⟨

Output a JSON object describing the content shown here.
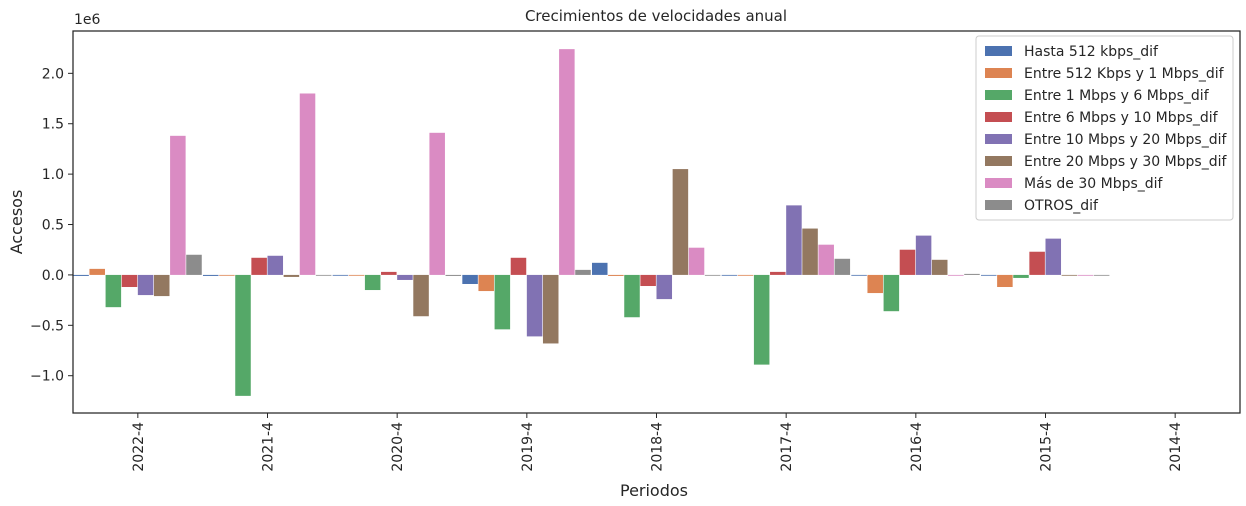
{
  "chart_data": {
    "type": "bar",
    "title": "Crecimientos de velocidades anual",
    "xlabel": "Periodos",
    "ylabel": "Accesos",
    "y_offset_label": "1e6",
    "ylim": [
      -1.37,
      2.42
    ],
    "yticks": [
      -1.0,
      -0.5,
      0.0,
      0.5,
      1.0,
      1.5,
      2.0
    ],
    "ytick_labels": [
      "−1.0",
      "−0.5",
      "0.0",
      "0.5",
      "1.0",
      "1.5",
      "2.0"
    ],
    "grid": false,
    "legend_position": "top-right",
    "categories": [
      "2022-4",
      "2021-4",
      "2020-4",
      "2019-4",
      "2018-4",
      "2017-4",
      "2016-4",
      "2015-4",
      "2014-4"
    ],
    "series": [
      {
        "name": "Hasta 512 kbps_dif",
        "color": "#4c72b0",
        "values": [
          -0.01,
          -0.01,
          0.0,
          -0.09,
          0.12,
          0.0,
          0.0,
          0.0,
          null
        ]
      },
      {
        "name": "Entre 512 Kbps y 1 Mbps_dif",
        "color": "#dd8452",
        "values": [
          0.06,
          0.0,
          0.0,
          -0.16,
          -0.01,
          0.0,
          -0.18,
          -0.12,
          null
        ]
      },
      {
        "name": "Entre 1 Mbps y 6 Mbps_dif",
        "color": "#55a868",
        "values": [
          -0.32,
          -1.2,
          -0.15,
          -0.54,
          -0.42,
          -0.89,
          -0.36,
          -0.03,
          null
        ]
      },
      {
        "name": "Entre 6 Mbps y 10 Mbps_dif",
        "color": "#c44e52",
        "values": [
          -0.12,
          0.17,
          0.03,
          0.17,
          -0.11,
          0.03,
          0.25,
          0.23,
          null
        ]
      },
      {
        "name": "Entre 10 Mbps y 20 Mbps_dif",
        "color": "#8172b3",
        "values": [
          -0.2,
          0.19,
          -0.05,
          -0.61,
          -0.24,
          0.69,
          0.39,
          0.36,
          null
        ]
      },
      {
        "name": "Entre 20 Mbps y 30 Mbps_dif",
        "color": "#937860",
        "values": [
          -0.21,
          -0.02,
          -0.41,
          -0.68,
          1.05,
          0.46,
          0.15,
          0.0,
          null
        ]
      },
      {
        "name": "Más de 30 Mbps_dif",
        "color": "#da8bc3",
        "values": [
          1.38,
          1.8,
          1.41,
          2.24,
          0.27,
          0.3,
          0.0,
          0.0,
          null
        ]
      },
      {
        "name": "OTROS_dif",
        "color": "#8c8c8c",
        "values": [
          0.2,
          0.0,
          -0.01,
          0.05,
          0.0,
          0.16,
          0.01,
          0.0,
          null
        ]
      }
    ]
  }
}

⟩

Leave out every picture and copy the rest of the records exactly.

Exercise solution:
Output a JSON object describing the content shown here.
{
  "chart_data": {
    "type": "bar",
    "title": "Crecimientos de velocidades anual",
    "xlabel": "Periodos",
    "ylabel": "Accesos",
    "y_offset_label": "1e6",
    "ylim": [
      -1.37,
      2.42
    ],
    "yticks": [
      -1.0,
      -0.5,
      0.0,
      0.5,
      1.0,
      1.5,
      2.0
    ],
    "ytick_labels": [
      "−1.0",
      "−0.5",
      "0.0",
      "0.5",
      "1.0",
      "1.5",
      "2.0"
    ],
    "grid": false,
    "legend_position": "top-right",
    "categories": [
      "2022-4",
      "2021-4",
      "2020-4",
      "2019-4",
      "2018-4",
      "2017-4",
      "2016-4",
      "2015-4",
      "2014-4"
    ],
    "series": [
      {
        "name": "Hasta 512 kbps_dif",
        "color": "#4c72b0",
        "values": [
          -0.01,
          -0.01,
          0.0,
          -0.09,
          0.12,
          0.0,
          0.0,
          0.0,
          null
        ]
      },
      {
        "name": "Entre 512 Kbps y 1 Mbps_dif",
        "color": "#dd8452",
        "values": [
          0.06,
          0.0,
          0.0,
          -0.16,
          -0.01,
          0.0,
          -0.18,
          -0.12,
          null
        ]
      },
      {
        "name": "Entre 1 Mbps y 6 Mbps_dif",
        "color": "#55a868",
        "values": [
          -0.32,
          -1.2,
          -0.15,
          -0.54,
          -0.42,
          -0.89,
          -0.36,
          -0.03,
          null
        ]
      },
      {
        "name": "Entre 6 Mbps y 10 Mbps_dif",
        "color": "#c44e52",
        "values": [
          -0.12,
          0.17,
          0.03,
          0.17,
          -0.11,
          0.03,
          0.25,
          0.23,
          null
        ]
      },
      {
        "name": "Entre 10 Mbps y 20 Mbps_dif",
        "color": "#8172b3",
        "values": [
          -0.2,
          0.19,
          -0.05,
          -0.61,
          -0.24,
          0.69,
          0.39,
          0.36,
          null
        ]
      },
      {
        "name": "Entre 20 Mbps y 30 Mbps_dif",
        "color": "#937860",
        "values": [
          -0.21,
          -0.02,
          -0.41,
          -0.68,
          1.05,
          0.46,
          0.15,
          0.0,
          null
        ]
      },
      {
        "name": "Más de 30 Mbps_dif",
        "color": "#da8bc3",
        "values": [
          1.38,
          1.8,
          1.41,
          2.24,
          0.27,
          0.3,
          0.0,
          0.0,
          null
        ]
      },
      {
        "name": "OTROS_dif",
        "color": "#8c8c8c",
        "values": [
          0.2,
          0.0,
          -0.01,
          0.05,
          0.0,
          0.16,
          0.01,
          0.0,
          null
        ]
      }
    ]
  }
}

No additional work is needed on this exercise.